## [Instructions for the task]
Filter this material down to the lines that hold "base", copying each one.

## [Excerpted data]

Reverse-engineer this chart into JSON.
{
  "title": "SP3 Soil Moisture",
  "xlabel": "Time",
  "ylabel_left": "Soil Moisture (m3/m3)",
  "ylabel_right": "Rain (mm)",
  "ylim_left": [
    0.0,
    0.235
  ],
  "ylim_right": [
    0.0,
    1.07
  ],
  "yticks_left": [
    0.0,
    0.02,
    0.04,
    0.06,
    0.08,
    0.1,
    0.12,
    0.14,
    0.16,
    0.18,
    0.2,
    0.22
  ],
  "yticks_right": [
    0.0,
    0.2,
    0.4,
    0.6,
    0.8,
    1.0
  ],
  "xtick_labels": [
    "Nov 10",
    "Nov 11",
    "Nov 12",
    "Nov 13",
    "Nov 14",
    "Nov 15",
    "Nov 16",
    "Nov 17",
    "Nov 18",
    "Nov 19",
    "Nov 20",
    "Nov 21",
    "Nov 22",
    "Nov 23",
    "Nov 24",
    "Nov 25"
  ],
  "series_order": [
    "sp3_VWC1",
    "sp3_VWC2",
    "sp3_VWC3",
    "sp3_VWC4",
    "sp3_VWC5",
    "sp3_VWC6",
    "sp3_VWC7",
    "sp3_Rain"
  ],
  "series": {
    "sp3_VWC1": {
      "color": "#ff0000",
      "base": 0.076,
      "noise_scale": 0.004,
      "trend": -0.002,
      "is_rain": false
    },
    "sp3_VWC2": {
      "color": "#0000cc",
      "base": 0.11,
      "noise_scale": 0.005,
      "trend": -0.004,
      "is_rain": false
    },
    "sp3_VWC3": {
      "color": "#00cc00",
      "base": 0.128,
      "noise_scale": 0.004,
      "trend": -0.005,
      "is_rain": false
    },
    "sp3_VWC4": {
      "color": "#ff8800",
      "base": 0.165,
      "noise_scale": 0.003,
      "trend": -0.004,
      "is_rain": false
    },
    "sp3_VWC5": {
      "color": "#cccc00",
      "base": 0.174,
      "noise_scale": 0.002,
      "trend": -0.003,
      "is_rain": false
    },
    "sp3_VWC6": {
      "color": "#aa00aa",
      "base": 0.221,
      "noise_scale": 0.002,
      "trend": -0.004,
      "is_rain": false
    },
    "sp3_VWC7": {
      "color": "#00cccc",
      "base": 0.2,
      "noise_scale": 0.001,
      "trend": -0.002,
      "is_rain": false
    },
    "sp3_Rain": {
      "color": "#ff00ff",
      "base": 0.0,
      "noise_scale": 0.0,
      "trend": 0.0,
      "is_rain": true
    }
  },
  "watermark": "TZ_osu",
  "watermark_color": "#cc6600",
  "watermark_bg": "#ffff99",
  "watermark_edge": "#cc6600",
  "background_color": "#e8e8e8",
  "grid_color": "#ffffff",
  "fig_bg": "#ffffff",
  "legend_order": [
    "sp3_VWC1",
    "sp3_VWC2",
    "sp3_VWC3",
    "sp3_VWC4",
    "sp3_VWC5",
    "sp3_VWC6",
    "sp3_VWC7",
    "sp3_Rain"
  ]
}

## [Result for this exercise]
      "base": 0.076,
      "base": 0.11,
      "base": 0.128,
      "base": 0.165,
      "base": 0.174,
      "base": 0.221,
      "base": 0.2,
      "base": 0.0,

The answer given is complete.